__Your objective__. Consider the data that follows and state how many lines contain the string "this", using the number alone.

____

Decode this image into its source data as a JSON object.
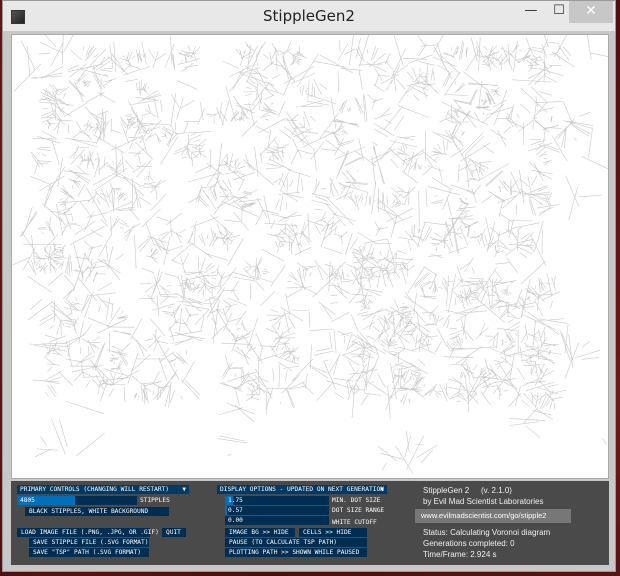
{
  "window": {
    "title": "StippleGen2",
    "minimize_glyph": "—",
    "maximize_glyph": "☐",
    "close_glyph": "✕"
  },
  "controls": {
    "primary_dropdown": "PRIMARY CONTROLS (CHANGING WILL RESTART)",
    "stipples_value": "4805",
    "stipples_fraction": 0.48,
    "stipples_label": "STIPPLES",
    "color_mode_button": "BLACK STIPPLES, WHITE BACKGROUND",
    "load_button": "LOAD IMAGE FILE (.PNG, .JPG, OR .GIF)",
    "quit_button": "QUIT",
    "save_svg_button": "SAVE STIPPLE FILE (.SVG FORMAT)",
    "save_tsp_button": "SAVE \"TSP\" PATH (.SVG FORMAT)",
    "display_dropdown": "DISPLAY OPTIONS - UPDATED ON NEXT GENERATION",
    "min_dot_value": "1.75",
    "min_dot_fraction": 0.08,
    "min_dot_label": "MIN. DOT SIZE",
    "dot_range_value": "0.57",
    "dot_range_fraction": 0.02,
    "dot_range_label": "DOT SIZE RANGE",
    "white_cutoff_value": "0.00",
    "white_cutoff_fraction": 0.0,
    "white_cutoff_label": "WHITE CUTOFF",
    "image_bg_button": "IMAGE BG >> HIDE",
    "cells_button": "CELLS >> HIDE",
    "pause_button": "PAUSE (TO CALCULATE TSP PATH)",
    "plotting_button": "PLOTTING PATH >> SHOWN WHILE PAUSED"
  },
  "info": {
    "app_name": "StippleGen 2",
    "version": "(v. 2.1.0)",
    "by": "by Evil Mad Scientist Laboratories",
    "url": "www.evilmadscientist.com/go/stipple2",
    "status": "Status: Calculating Voronoi diagram",
    "generations": "Generations completed: 0",
    "time_frame": "Time/Frame: 2.924 s"
  },
  "colors": {
    "panel_bg": "#4a4a4a",
    "control_dark": "#002d52",
    "control_header": "#003b67",
    "control_fill": "#016fb9",
    "cell_stroke": "#c8c8c8"
  }
}
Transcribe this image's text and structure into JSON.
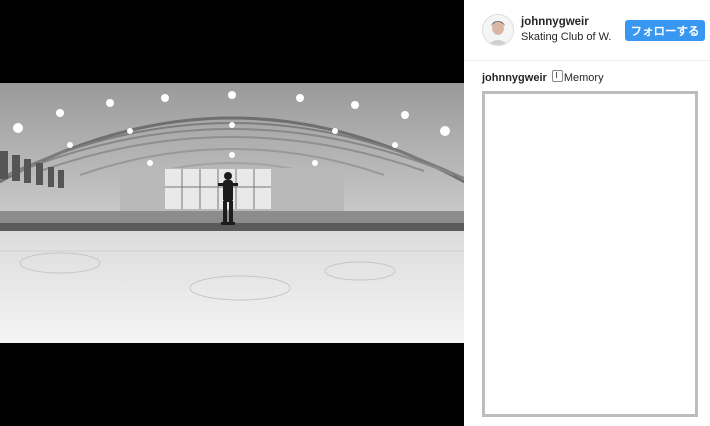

____

__Exercise solution__. 2